_Dataset entries_
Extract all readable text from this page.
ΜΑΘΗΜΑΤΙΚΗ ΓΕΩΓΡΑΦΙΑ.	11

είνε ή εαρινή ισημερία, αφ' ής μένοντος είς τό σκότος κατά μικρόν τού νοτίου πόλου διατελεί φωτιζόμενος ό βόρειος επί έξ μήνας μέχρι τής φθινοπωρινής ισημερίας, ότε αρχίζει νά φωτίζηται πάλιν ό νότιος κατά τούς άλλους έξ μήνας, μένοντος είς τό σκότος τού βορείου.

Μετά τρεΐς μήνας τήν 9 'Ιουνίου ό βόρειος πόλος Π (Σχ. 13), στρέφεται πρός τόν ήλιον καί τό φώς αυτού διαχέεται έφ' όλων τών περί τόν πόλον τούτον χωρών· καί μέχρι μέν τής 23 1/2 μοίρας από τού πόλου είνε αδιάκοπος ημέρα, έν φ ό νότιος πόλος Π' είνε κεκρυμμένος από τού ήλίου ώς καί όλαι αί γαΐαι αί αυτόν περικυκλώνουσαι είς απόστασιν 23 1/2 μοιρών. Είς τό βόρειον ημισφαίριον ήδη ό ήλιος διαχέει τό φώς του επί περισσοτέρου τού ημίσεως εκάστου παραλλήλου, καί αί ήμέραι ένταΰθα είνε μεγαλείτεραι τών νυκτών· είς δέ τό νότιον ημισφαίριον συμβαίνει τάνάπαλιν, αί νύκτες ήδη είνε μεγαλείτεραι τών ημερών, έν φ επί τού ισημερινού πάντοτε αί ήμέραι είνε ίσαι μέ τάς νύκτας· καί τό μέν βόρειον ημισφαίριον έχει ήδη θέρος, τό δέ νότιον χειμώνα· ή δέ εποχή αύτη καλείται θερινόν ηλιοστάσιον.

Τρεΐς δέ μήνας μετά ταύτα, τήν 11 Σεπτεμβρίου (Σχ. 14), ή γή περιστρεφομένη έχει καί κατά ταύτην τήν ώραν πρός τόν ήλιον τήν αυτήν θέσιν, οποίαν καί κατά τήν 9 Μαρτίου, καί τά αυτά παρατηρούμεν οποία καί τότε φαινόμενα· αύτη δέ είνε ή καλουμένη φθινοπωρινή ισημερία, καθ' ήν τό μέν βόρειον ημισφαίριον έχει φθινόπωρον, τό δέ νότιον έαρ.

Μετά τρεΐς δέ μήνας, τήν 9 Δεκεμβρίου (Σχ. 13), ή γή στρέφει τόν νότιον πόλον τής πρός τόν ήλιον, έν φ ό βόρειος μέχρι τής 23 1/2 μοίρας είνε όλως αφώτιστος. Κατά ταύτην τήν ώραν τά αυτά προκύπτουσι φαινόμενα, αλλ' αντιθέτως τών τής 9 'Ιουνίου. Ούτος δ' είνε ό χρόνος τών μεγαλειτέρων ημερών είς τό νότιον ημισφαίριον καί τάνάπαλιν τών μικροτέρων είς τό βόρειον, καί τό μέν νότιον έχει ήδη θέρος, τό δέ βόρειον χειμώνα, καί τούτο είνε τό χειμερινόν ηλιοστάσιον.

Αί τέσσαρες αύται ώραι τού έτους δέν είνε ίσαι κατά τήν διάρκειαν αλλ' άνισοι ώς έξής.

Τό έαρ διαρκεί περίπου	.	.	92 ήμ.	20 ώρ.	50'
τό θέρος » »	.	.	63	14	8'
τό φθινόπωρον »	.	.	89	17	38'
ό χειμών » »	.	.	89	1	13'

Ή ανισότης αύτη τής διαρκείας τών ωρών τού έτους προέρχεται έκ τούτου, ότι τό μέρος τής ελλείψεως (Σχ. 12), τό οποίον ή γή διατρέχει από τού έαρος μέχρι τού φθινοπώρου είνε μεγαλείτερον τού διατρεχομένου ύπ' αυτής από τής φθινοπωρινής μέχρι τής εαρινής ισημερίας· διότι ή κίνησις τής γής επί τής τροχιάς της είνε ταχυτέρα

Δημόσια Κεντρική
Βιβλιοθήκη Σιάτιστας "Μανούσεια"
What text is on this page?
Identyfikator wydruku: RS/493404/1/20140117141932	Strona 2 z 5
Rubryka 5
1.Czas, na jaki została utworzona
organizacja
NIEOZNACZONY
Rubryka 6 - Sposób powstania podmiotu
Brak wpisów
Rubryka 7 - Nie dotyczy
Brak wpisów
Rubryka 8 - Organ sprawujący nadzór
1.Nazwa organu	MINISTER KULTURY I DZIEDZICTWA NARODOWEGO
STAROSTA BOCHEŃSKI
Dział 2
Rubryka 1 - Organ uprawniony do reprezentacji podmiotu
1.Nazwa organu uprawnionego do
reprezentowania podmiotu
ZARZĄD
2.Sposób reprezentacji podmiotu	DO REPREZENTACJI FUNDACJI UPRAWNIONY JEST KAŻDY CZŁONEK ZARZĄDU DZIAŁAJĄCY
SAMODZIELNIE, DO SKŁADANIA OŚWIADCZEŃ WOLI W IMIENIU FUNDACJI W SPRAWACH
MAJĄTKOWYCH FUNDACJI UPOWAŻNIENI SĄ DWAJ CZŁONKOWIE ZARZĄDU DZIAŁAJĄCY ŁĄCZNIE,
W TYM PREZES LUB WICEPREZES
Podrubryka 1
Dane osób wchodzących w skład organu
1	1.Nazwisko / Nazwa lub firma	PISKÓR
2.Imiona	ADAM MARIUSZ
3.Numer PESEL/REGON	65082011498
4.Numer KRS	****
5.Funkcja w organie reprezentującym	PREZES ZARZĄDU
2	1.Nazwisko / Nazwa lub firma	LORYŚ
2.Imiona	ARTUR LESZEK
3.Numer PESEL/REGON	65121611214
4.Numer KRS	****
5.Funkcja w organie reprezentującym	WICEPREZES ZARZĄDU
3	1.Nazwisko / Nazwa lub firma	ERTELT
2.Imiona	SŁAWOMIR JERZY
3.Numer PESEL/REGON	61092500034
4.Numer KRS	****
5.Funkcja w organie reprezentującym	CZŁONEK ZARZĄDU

_Aim_
Print the complete listing again, exactly as it stands.

_Exercise answer_
Extract all readable text from this page.
ΜΑΘΗΜΑΤΙΚΗ ΓΕΩΓΡΑΦΙΑ.	11

είνε ή εαρινή ισημερία, αφ' ής μένοντος είς τό σκότος κατά μικρόν τού νοτίου πόλου διατελεί φωτιζόμενος ό βόρειος επί έξ μήνας μέχρι τής φθινοπωρινής ισημερίας, ότε αρχίζει νά φωτίζηται πάλιν ό νότιος κατά τούς άλλους έξ μήνας, μένοντος είς τό σκότος τού βορείου.

Μετά τρεΐς μήνας τήν 9 'Ιουνίου ό βόρειος πόλος Π (Σχ. 13), στρέφεται πρός τόν ήλιον καί τό φώς αυτού διαχέεται έφ' όλων τών περί τόν πόλον τούτον χωρών· καί μέχρι μέν τής 23 1/2 μοίρας από τού πόλου είνε αδιάκοπος ημέρα, έν φ ό νότιος πόλος Π' είνε κεκρυμμένος από τού ήλίου ώς καί όλαι αί γαΐαι αί αυτόν περικυκλώνουσαι είς απόστασιν 23 1/2 μοιρών. Είς τό βόρειον ημισφαίριον ήδη ό ήλιος διαχέει τό φώς του επί περισσοτέρου τού ημίσεως εκάστου παραλλήλου, καί αί ήμέραι ένταΰθα είνε μεγαλείτεραι τών νυκτών· είς δέ τό νότιον ημισφαίριον συμβαίνει τάνάπαλιν, αί νύκτες ήδη είνε μεγαλείτεραι τών ημερών, έν φ επί τού ισημερινού πάντοτε αί ήμέραι είνε ίσαι μέ τάς νύκτας· καί τό μέν βόρειον ημισφαίριον έχει ήδη θέρος, τό δέ νότιον χειμώνα· ή δέ εποχή αύτη καλείται θερινόν ηλιοστάσιον.

Τρεΐς δέ μήνας μετά ταύτα, τήν 11 Σεπτεμβρίου (Σχ. 14), ή γή περιστρεφομένη έχει καί κατά ταύτην τήν ώραν πρός τόν ήλιον τήν αυτήν θέσιν, οποίαν καί κατά τήν 9 Μαρτίου, καί τά αυτά παρατηρούμεν οποία καί τότε φαινόμενα· αύτη δέ είνε ή καλουμένη φθινοπωρινή ισημερία, καθ' ήν τό μέν βόρειον ημισφαίριον έχει φθινόπωρον, τό δέ νότιον έαρ.

Μετά τρεΐς δέ μήνας, τήν 9 Δεκεμβρίου (Σχ. 13), ή γή στρέφει τόν νότιον πόλον τής πρός τόν ήλιον, έν φ ό βόρειος μέχρι τής 23 1/2 μοίρας είνε όλως αφώτιστος. Κατά ταύτην τήν ώραν τά αυτά προκύπτουσι φαινόμενα, αλλ' αντιθέτως τών τής 9 'Ιουνίου. Ούτος δ' είνε ό χρόνος τών μεγαλειτέρων ημερών είς τό νότιον ημισφαίριον καί τάνάπαλιν τών μικροτέρων είς τό βόρειον, καί τό μέν νότιον έχει ήδη θέρος, τό δέ βόρειον χειμώνα, καί τούτο είνε τό χειμερινόν ηλιοστάσιον.

Αί τέσσαρες αύται ώραι τού έτους δέν είνε ίσαι κατά τήν διάρκειαν αλλ' άνισοι ώς έξής.

Τό έαρ διαρκεί περίπου	.	.	92 ήμ.	20 ώρ.	50'
τό θέρος » »	.	.	63	14	8'
τό φθινόπωρον »	.	.	89	17	38'
ό χειμών » »	.	.	89	1	13'

Ή ανισότης αύτη τής διαρκείας τών ωρών τού έτους προέρχεται έκ τούτου, ότι τό μέρος τής ελλείψεως (Σχ. 12), τό οποίον ή γή διατρέχει από τού έαρος μέχρι τού φθινοπώρου είνε μεγαλείτερον τού διατρεχομένου ύπ' αυτής από τής φθινοπωρινής μέχρι τής εαρινής ισημερίας· διότι ή κίνησις τής γής επί τής τροχιάς της είνε ταχυτέρα

Δημόσια Κεντρική
Βιβλιοθήκη Σιάτιστας "Μανούσεια"
What text is on this page?
Identyfikator wydruku: RS/493404/1/20140117141932	Strona 2 z 5
Rubryka 5
1.Czas, na jaki została utworzona
organizacja
NIEOZNACZONY
Rubryka 6 - Sposób powstania podmiotu
Brak wpisów
Rubryka 7 - Nie dotyczy
Brak wpisów
Rubryka 8 - Organ sprawujący nadzór
1.Nazwa organu	MINISTER KULTURY I DZIEDZICTWA NARODOWEGO
STAROSTA BOCHEŃSKI
Dział 2
Rubryka 1 - Organ uprawniony do reprezentacji podmiotu
1.Nazwa organu uprawnionego do
reprezentowania podmiotu
ZARZĄD
2.Sposób reprezentacji podmiotu	DO REPREZENTACJI FUNDACJI UPRAWNIONY JEST KAŻDY CZŁONEK ZARZĄDU DZIAŁAJĄCY
SAMODZIELNIE, DO SKŁADANIA OŚWIADCZEŃ WOLI W IMIENIU FUNDACJI W SPRAWACH
MAJĄTKOWYCH FUNDACJI UPOWAŻNIENI SĄ DWAJ CZŁONKOWIE ZARZĄDU DZIAŁAJĄCY ŁĄCZNIE,
W TYM PREZES LUB WICEPREZES
Podrubryka 1
Dane osób wchodzących w skład organu
1	1.Nazwisko / Nazwa lub firma	PISKÓR
2.Imiona	ADAM MARIUSZ
3.Numer PESEL/REGON	65082011498
4.Numer KRS	****
5.Funkcja w organie reprezentującym	PREZES ZARZĄDU
2	1.Nazwisko / Nazwa lub firma	LORYŚ
2.Imiona	ARTUR LESZEK
3.Numer PESEL/REGON	65121611214
4.Numer KRS	****
5.Funkcja w organie reprezentującym	WICEPREZES ZARZĄDU
3	1.Nazwisko / Nazwa lub firma	ERTELT
2.Imiona	SŁAWOMIR JERZY
3.Numer PESEL/REGON	61092500034
4.Numer KRS	****
5.Funkcja w organie reprezentującym	CZŁONEK ZARZĄDU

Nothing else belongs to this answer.